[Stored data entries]
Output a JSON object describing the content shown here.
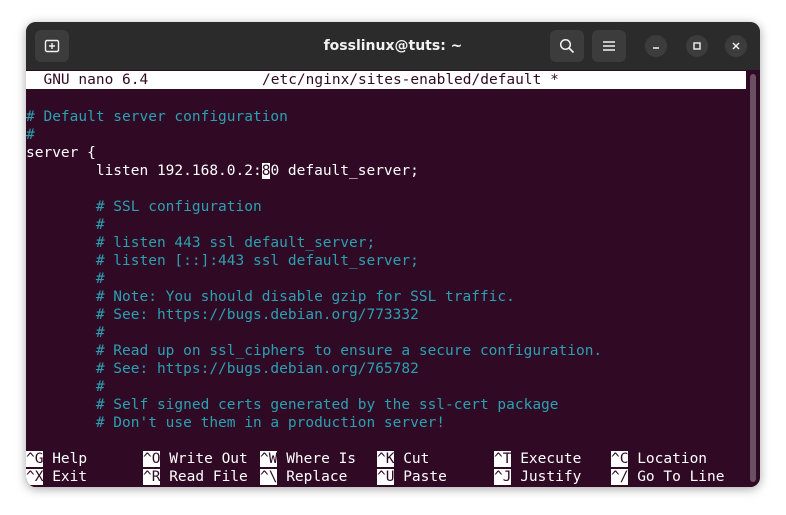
{
  "window": {
    "title": "fosslinux@tuts: ~"
  },
  "icons": {
    "new_tab": "new-tab-icon",
    "search": "search-icon",
    "menu": "hamburger-menu-icon",
    "minimize": "minimize-icon",
    "maximize": "maximize-icon",
    "close": "close-icon"
  },
  "nano": {
    "version": "  GNU nano 6.4",
    "file": "/etc/nginx/sites-enabled/default *"
  },
  "code": {
    "l1": "# Default server configuration",
    "l2": "#",
    "l3": "server {",
    "l4_pre": "        listen 192.168.0.2:",
    "l4_cursor": "8",
    "l4_post": "0 default_server;",
    "l6": "        # SSL configuration",
    "l7": "        #",
    "l8": "        # listen 443 ssl default_server;",
    "l9": "        # listen [::]:443 ssl default_server;",
    "l10": "        #",
    "l11": "        # Note: You should disable gzip for SSL traffic.",
    "l12": "        # See: https://bugs.debian.org/773332",
    "l13": "        #",
    "l14": "        # Read up on ssl_ciphers to ensure a secure configuration.",
    "l15": "        # See: https://bugs.debian.org/765782",
    "l16": "        #",
    "l17": "        # Self signed certs generated by the ssl-cert package",
    "l18": "        # Don't use them in a production server!"
  },
  "shortcuts": [
    {
      "key": "^G",
      "label": " Help"
    },
    {
      "key": "^O",
      "label": " Write Out"
    },
    {
      "key": "^W",
      "label": " Where Is"
    },
    {
      "key": "^K",
      "label": " Cut"
    },
    {
      "key": "^T",
      "label": " Execute"
    },
    {
      "key": "^C",
      "label": " Location"
    },
    {
      "key": "^X",
      "label": " Exit"
    },
    {
      "key": "^R",
      "label": " Read File"
    },
    {
      "key": "^\\",
      "label": " Replace"
    },
    {
      "key": "^U",
      "label": " Paste"
    },
    {
      "key": "^J",
      "label": " Justify"
    },
    {
      "key": "^/",
      "label": " Go To Line"
    }
  ],
  "colors": {
    "terminal_bg": "#300a24",
    "comment": "#2aa1b3",
    "titlebar": "#2b2b2b"
  }
}
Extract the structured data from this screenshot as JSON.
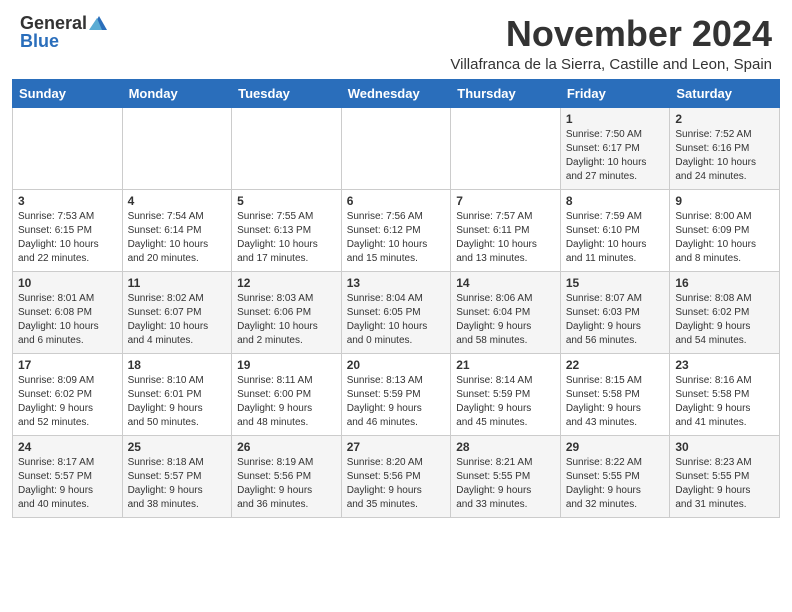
{
  "header": {
    "logo_general": "General",
    "logo_blue": "Blue",
    "month": "November 2024",
    "location": "Villafranca de la Sierra, Castille and Leon, Spain"
  },
  "weekdays": [
    "Sunday",
    "Monday",
    "Tuesday",
    "Wednesday",
    "Thursday",
    "Friday",
    "Saturday"
  ],
  "weeks": [
    [
      {
        "day": "",
        "info": ""
      },
      {
        "day": "",
        "info": ""
      },
      {
        "day": "",
        "info": ""
      },
      {
        "day": "",
        "info": ""
      },
      {
        "day": "",
        "info": ""
      },
      {
        "day": "1",
        "info": "Sunrise: 7:50 AM\nSunset: 6:17 PM\nDaylight: 10 hours\nand 27 minutes."
      },
      {
        "day": "2",
        "info": "Sunrise: 7:52 AM\nSunset: 6:16 PM\nDaylight: 10 hours\nand 24 minutes."
      }
    ],
    [
      {
        "day": "3",
        "info": "Sunrise: 7:53 AM\nSunset: 6:15 PM\nDaylight: 10 hours\nand 22 minutes."
      },
      {
        "day": "4",
        "info": "Sunrise: 7:54 AM\nSunset: 6:14 PM\nDaylight: 10 hours\nand 20 minutes."
      },
      {
        "day": "5",
        "info": "Sunrise: 7:55 AM\nSunset: 6:13 PM\nDaylight: 10 hours\nand 17 minutes."
      },
      {
        "day": "6",
        "info": "Sunrise: 7:56 AM\nSunset: 6:12 PM\nDaylight: 10 hours\nand 15 minutes."
      },
      {
        "day": "7",
        "info": "Sunrise: 7:57 AM\nSunset: 6:11 PM\nDaylight: 10 hours\nand 13 minutes."
      },
      {
        "day": "8",
        "info": "Sunrise: 7:59 AM\nSunset: 6:10 PM\nDaylight: 10 hours\nand 11 minutes."
      },
      {
        "day": "9",
        "info": "Sunrise: 8:00 AM\nSunset: 6:09 PM\nDaylight: 10 hours\nand 8 minutes."
      }
    ],
    [
      {
        "day": "10",
        "info": "Sunrise: 8:01 AM\nSunset: 6:08 PM\nDaylight: 10 hours\nand 6 minutes."
      },
      {
        "day": "11",
        "info": "Sunrise: 8:02 AM\nSunset: 6:07 PM\nDaylight: 10 hours\nand 4 minutes."
      },
      {
        "day": "12",
        "info": "Sunrise: 8:03 AM\nSunset: 6:06 PM\nDaylight: 10 hours\nand 2 minutes."
      },
      {
        "day": "13",
        "info": "Sunrise: 8:04 AM\nSunset: 6:05 PM\nDaylight: 10 hours\nand 0 minutes."
      },
      {
        "day": "14",
        "info": "Sunrise: 8:06 AM\nSunset: 6:04 PM\nDaylight: 9 hours\nand 58 minutes."
      },
      {
        "day": "15",
        "info": "Sunrise: 8:07 AM\nSunset: 6:03 PM\nDaylight: 9 hours\nand 56 minutes."
      },
      {
        "day": "16",
        "info": "Sunrise: 8:08 AM\nSunset: 6:02 PM\nDaylight: 9 hours\nand 54 minutes."
      }
    ],
    [
      {
        "day": "17",
        "info": "Sunrise: 8:09 AM\nSunset: 6:02 PM\nDaylight: 9 hours\nand 52 minutes."
      },
      {
        "day": "18",
        "info": "Sunrise: 8:10 AM\nSunset: 6:01 PM\nDaylight: 9 hours\nand 50 minutes."
      },
      {
        "day": "19",
        "info": "Sunrise: 8:11 AM\nSunset: 6:00 PM\nDaylight: 9 hours\nand 48 minutes."
      },
      {
        "day": "20",
        "info": "Sunrise: 8:13 AM\nSunset: 5:59 PM\nDaylight: 9 hours\nand 46 minutes."
      },
      {
        "day": "21",
        "info": "Sunrise: 8:14 AM\nSunset: 5:59 PM\nDaylight: 9 hours\nand 45 minutes."
      },
      {
        "day": "22",
        "info": "Sunrise: 8:15 AM\nSunset: 5:58 PM\nDaylight: 9 hours\nand 43 minutes."
      },
      {
        "day": "23",
        "info": "Sunrise: 8:16 AM\nSunset: 5:58 PM\nDaylight: 9 hours\nand 41 minutes."
      }
    ],
    [
      {
        "day": "24",
        "info": "Sunrise: 8:17 AM\nSunset: 5:57 PM\nDaylight: 9 hours\nand 40 minutes."
      },
      {
        "day": "25",
        "info": "Sunrise: 8:18 AM\nSunset: 5:57 PM\nDaylight: 9 hours\nand 38 minutes."
      },
      {
        "day": "26",
        "info": "Sunrise: 8:19 AM\nSunset: 5:56 PM\nDaylight: 9 hours\nand 36 minutes."
      },
      {
        "day": "27",
        "info": "Sunrise: 8:20 AM\nSunset: 5:56 PM\nDaylight: 9 hours\nand 35 minutes."
      },
      {
        "day": "28",
        "info": "Sunrise: 8:21 AM\nSunset: 5:55 PM\nDaylight: 9 hours\nand 33 minutes."
      },
      {
        "day": "29",
        "info": "Sunrise: 8:22 AM\nSunset: 5:55 PM\nDaylight: 9 hours\nand 32 minutes."
      },
      {
        "day": "30",
        "info": "Sunrise: 8:23 AM\nSunset: 5:55 PM\nDaylight: 9 hours\nand 31 minutes."
      }
    ]
  ]
}
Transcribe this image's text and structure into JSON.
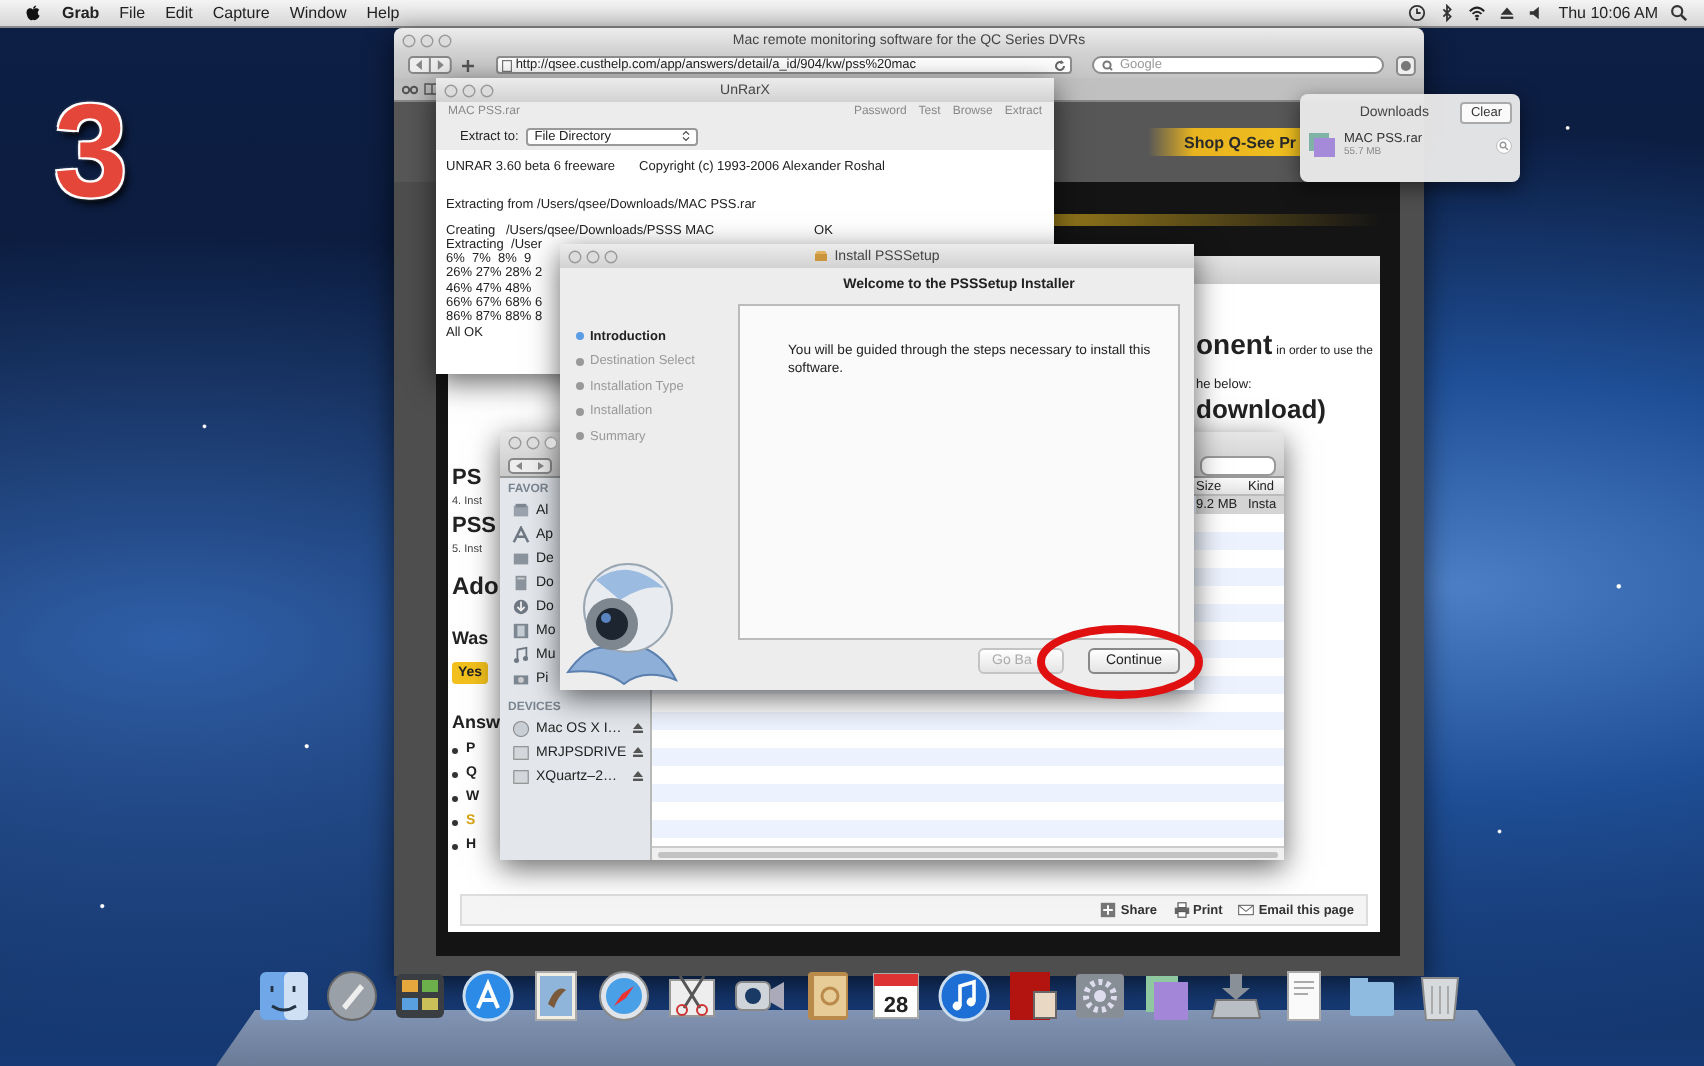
{
  "menu_bar": {
    "app_name": "Grab",
    "menus": [
      "File",
      "Edit",
      "Capture",
      "Window",
      "Help"
    ],
    "clock": "Thu 10:06 AM"
  },
  "step_number": "3",
  "browser": {
    "title": "Mac remote monitoring software for the QC Series DVRs",
    "url": "http://qsee.custhelp.com/app/answers/detail/a_id/904/kw/pss%20mac",
    "search_placeholder": "Google",
    "shop_banner": "Shop Q-See Pr",
    "left_fragments": [
      {
        "kind": "heading",
        "text": "PS"
      },
      {
        "kind": "small",
        "text": "4. Inst"
      },
      {
        "kind": "heading",
        "text": "PSS"
      },
      {
        "kind": "small",
        "text": "5. Inst"
      },
      {
        "kind": "title",
        "text": "Ado"
      },
      {
        "kind": "subheading",
        "text": "Was"
      },
      {
        "kind": "button",
        "text": "Yes"
      },
      {
        "kind": "subheading",
        "text": "Answ"
      },
      {
        "kind": "bullet",
        "text": "P"
      },
      {
        "kind": "bullet",
        "text": "Q"
      },
      {
        "kind": "bullet",
        "text": "W"
      },
      {
        "kind": "link_bullet",
        "text": "S"
      },
      {
        "kind": "bullet",
        "text": "H"
      }
    ],
    "component_heading": "onent",
    "component_note": "in order to use the",
    "below_text": "he below:",
    "download_heading": "download)",
    "share_bar": [
      {
        "kind": "share",
        "label": "Share"
      },
      {
        "kind": "print",
        "label": "Print"
      },
      {
        "kind": "email",
        "label": "Email this page"
      }
    ]
  },
  "downloads_popover": {
    "title": "Downloads",
    "clear_button": "Clear",
    "items": [
      {
        "name": "MAC PSS.rar",
        "size": "55.7 MB"
      }
    ]
  },
  "unrarx": {
    "title": "UnRarX",
    "archive": "MAC PSS.rar",
    "toolbar": [
      "Password",
      "Test",
      "Browse",
      "Extract"
    ],
    "extract_label": "Extract to:",
    "extract_target": "File Directory",
    "log": [
      {
        "kind": "header",
        "text": "UNRAR 3.60 beta 6 freeware",
        "tail": "Copyright (c) 1993-2006 Alexander Roshal"
      },
      {
        "kind": "para",
        "text": "Extracting from /Users/qsee/Downloads/MAC PSS.rar"
      },
      {
        "kind": "status",
        "text": "Creating   /Users/qsee/Downloads/PSSS MAC",
        "tail": "OK"
      },
      {
        "kind": "line",
        "text": "Extracting  /User"
      },
      {
        "kind": "line",
        "text": "6%  7%  8%  9"
      },
      {
        "kind": "line",
        "text": "26% 27% 28% 2"
      },
      {
        "kind": "line",
        "text": "46% 47% 48%"
      },
      {
        "kind": "line",
        "text": "66% 67% 68% 6"
      },
      {
        "kind": "line",
        "text": "86% 87% 88% 8"
      },
      {
        "kind": "line",
        "text": "All OK"
      }
    ]
  },
  "installer": {
    "title": "Install PSSSetup",
    "heading": "Welcome to the PSSSetup Installer",
    "steps": [
      {
        "label": "Introduction",
        "selected": true
      },
      {
        "label": "Destination Select",
        "selected": false
      },
      {
        "label": "Installation Type",
        "selected": false
      },
      {
        "label": "Installation",
        "selected": false
      },
      {
        "label": "Summary",
        "selected": false
      }
    ],
    "body": "You will be guided through the steps necessary to install this software.",
    "buttons": [
      {
        "label": "Go Ba",
        "disabled": true
      },
      {
        "label": "Continue",
        "disabled": false
      }
    ]
  },
  "finder": {
    "sections": [
      {
        "header": "FAVOR",
        "items": [
          {
            "kind": "files",
            "label": "Al"
          },
          {
            "kind": "apps",
            "label": "Ap"
          },
          {
            "kind": "desktop",
            "label": "De"
          },
          {
            "kind": "documents",
            "label": "Do"
          },
          {
            "kind": "downloads",
            "label": "Do"
          },
          {
            "kind": "movies",
            "label": "Mo"
          },
          {
            "kind": "music",
            "label": "Mu"
          },
          {
            "kind": "pictures",
            "label": "Pi"
          }
        ]
      },
      {
        "header": "DEVICES",
        "items": [
          {
            "kind": "disc",
            "label": "Mac OS X I…",
            "ejectable": true
          },
          {
            "kind": "drive",
            "label": "MRJPSDRIVE",
            "ejectable": true
          },
          {
            "kind": "drive",
            "label": "XQuartz–2…",
            "ejectable": true
          }
        ]
      }
    ],
    "columns": [
      "Size",
      "Kind"
    ],
    "rows": [
      {
        "size": "9.2 MB",
        "kind": "Insta",
        "selected": true
      }
    ]
  },
  "dock": {
    "calendar_day": "28"
  }
}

* Task description
In the entries above, find every line with the word "listen" and list it.

* Response below
    "l4_pre": "        listen 192.168.0.2:",
    "l8": "        # listen 443 ssl default_server;",
    "l9": "        # listen [::]:443 ssl default_server;",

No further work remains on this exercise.